-------- The data

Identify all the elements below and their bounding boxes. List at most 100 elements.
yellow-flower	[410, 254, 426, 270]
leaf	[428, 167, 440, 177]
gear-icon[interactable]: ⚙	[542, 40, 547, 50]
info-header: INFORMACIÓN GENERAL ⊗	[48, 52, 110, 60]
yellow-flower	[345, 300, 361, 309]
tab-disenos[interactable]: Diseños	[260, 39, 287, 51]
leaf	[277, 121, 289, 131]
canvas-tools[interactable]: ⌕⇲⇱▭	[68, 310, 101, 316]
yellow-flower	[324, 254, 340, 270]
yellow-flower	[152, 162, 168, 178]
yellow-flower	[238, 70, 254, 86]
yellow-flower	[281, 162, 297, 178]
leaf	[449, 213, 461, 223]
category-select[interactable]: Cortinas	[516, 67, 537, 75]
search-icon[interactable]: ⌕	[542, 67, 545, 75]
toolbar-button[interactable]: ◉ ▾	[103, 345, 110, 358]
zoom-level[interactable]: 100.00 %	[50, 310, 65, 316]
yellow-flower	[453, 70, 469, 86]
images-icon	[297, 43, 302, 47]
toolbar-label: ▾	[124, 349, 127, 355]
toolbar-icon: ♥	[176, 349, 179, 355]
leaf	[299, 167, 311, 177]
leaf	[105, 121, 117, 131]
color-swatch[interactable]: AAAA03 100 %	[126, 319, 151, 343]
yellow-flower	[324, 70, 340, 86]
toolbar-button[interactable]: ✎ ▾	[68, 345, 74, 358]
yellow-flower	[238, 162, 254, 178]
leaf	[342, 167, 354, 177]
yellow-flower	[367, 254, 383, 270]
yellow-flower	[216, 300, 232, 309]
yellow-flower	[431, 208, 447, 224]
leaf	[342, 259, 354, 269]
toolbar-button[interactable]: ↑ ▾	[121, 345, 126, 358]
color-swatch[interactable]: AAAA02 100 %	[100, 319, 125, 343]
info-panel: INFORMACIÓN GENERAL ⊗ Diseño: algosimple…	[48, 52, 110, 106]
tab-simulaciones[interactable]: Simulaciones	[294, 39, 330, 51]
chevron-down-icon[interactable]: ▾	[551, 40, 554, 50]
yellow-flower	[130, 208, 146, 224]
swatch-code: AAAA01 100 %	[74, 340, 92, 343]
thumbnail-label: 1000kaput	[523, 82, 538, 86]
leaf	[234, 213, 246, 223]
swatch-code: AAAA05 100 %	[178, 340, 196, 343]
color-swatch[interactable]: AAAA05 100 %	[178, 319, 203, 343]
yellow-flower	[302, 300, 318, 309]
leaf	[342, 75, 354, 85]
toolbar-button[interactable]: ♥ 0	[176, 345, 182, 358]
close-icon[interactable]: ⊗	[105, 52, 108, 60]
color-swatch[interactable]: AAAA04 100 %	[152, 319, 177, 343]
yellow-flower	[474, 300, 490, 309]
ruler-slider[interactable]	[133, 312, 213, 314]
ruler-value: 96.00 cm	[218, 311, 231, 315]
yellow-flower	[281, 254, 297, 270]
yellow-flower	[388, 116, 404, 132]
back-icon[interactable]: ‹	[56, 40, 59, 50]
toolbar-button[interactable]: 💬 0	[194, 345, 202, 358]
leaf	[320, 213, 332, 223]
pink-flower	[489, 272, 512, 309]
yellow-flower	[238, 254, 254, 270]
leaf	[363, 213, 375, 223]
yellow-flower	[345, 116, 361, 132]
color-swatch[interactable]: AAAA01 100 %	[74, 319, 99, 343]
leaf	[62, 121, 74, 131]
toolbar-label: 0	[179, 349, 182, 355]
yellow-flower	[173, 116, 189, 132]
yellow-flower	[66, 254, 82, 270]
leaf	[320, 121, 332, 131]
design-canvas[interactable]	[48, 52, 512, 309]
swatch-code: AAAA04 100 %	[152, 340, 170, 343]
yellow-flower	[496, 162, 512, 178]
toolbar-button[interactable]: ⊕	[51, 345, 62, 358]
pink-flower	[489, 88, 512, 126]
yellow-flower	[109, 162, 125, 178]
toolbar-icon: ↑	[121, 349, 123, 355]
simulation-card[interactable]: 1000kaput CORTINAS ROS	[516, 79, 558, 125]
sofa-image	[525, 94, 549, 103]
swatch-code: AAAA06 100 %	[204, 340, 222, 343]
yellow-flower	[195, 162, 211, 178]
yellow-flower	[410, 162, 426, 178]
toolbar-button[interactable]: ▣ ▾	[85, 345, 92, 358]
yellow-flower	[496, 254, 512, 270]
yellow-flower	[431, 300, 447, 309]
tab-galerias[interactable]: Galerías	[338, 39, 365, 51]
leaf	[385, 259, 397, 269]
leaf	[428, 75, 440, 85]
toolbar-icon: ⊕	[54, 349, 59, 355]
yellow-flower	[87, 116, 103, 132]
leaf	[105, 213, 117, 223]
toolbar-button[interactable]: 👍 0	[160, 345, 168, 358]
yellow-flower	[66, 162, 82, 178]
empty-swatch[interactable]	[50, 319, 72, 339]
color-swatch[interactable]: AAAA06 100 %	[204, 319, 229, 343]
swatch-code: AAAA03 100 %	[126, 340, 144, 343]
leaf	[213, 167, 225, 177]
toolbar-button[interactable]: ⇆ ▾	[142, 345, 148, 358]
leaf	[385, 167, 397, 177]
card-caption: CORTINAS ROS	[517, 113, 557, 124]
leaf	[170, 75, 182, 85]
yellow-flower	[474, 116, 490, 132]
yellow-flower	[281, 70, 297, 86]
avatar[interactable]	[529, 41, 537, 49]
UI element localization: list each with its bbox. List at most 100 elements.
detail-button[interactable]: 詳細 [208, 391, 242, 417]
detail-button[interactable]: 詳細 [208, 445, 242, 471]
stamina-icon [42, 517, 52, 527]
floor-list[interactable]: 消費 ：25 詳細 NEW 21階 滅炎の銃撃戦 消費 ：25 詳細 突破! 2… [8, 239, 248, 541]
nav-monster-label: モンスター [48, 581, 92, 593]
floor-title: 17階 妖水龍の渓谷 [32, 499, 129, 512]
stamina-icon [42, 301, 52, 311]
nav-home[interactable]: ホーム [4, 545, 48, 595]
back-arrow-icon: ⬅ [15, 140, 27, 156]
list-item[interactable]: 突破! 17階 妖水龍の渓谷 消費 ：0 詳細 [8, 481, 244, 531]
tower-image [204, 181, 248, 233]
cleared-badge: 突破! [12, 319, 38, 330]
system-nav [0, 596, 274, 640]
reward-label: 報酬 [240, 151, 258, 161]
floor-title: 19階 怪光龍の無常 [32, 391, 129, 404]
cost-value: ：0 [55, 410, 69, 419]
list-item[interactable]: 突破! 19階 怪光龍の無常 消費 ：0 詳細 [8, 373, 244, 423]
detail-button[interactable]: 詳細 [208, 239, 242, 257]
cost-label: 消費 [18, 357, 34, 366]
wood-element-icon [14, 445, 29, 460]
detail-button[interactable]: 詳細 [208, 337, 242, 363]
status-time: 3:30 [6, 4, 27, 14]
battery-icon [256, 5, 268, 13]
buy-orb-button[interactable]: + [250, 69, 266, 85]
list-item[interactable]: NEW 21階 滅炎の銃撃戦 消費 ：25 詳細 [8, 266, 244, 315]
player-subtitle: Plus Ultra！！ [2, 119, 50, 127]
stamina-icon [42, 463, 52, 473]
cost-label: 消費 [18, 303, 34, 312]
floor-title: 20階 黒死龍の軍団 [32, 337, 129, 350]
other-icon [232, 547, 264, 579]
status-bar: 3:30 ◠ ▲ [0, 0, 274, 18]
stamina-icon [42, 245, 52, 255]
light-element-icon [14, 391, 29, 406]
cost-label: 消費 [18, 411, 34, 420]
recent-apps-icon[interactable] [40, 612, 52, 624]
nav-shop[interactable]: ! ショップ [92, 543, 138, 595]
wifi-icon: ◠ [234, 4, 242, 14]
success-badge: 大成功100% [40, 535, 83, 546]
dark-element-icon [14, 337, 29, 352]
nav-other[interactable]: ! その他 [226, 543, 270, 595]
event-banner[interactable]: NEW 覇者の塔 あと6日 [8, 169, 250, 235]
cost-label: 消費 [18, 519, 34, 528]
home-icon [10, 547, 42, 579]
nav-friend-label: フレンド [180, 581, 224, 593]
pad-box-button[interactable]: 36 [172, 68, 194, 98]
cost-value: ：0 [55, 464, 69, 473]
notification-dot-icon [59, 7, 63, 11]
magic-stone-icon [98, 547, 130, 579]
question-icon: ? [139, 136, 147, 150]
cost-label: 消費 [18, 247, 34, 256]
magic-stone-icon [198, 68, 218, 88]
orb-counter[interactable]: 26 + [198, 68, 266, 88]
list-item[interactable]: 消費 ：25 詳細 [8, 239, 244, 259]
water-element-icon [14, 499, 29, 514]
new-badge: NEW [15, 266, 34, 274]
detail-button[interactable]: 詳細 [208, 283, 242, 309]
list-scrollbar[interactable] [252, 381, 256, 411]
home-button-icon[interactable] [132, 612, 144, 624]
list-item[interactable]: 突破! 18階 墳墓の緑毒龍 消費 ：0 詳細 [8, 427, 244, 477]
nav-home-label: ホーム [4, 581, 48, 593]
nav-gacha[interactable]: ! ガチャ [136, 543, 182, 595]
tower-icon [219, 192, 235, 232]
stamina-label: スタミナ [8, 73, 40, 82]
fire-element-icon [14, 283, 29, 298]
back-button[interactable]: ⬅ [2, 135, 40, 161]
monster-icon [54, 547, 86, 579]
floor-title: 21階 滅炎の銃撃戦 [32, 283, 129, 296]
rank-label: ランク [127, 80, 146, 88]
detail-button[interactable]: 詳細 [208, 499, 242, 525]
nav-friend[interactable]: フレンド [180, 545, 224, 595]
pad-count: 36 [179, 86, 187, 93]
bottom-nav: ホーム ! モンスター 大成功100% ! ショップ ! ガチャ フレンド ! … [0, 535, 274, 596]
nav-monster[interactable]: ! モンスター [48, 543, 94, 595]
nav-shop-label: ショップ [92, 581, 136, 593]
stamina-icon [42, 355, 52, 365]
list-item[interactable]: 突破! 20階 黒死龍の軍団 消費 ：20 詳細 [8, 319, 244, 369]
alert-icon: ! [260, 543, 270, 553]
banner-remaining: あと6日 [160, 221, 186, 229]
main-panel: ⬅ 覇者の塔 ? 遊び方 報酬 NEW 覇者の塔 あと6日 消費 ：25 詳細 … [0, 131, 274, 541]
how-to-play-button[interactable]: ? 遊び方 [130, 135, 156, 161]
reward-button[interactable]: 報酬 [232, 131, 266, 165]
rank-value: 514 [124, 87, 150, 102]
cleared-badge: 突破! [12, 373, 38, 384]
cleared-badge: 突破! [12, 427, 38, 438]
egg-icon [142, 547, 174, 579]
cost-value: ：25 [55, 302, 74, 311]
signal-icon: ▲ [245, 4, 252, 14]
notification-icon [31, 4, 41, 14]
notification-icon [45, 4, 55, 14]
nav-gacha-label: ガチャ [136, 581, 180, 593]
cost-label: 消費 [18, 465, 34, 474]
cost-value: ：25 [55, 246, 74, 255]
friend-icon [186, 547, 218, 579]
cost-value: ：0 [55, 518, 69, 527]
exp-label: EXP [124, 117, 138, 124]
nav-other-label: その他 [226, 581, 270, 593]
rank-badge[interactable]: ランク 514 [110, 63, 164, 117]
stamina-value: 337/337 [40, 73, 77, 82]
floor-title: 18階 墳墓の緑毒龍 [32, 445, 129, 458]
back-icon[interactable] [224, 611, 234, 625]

----------------

• **Problem description**: Reproduce the lines above verbatim, from the first line up to and including the line that contains "info-header: INFORMACIÓN GENERAL".

• **Written solution**:
Identify all the elements below and their bounding boxes. List at most 100 elements.
yellow-flower	[410, 254, 426, 270]
leaf	[428, 167, 440, 177]
gear-icon[interactable]: ⚙	[542, 40, 547, 50]
info-header: INFORMACIÓN GENERAL ⊗	[48, 52, 110, 60]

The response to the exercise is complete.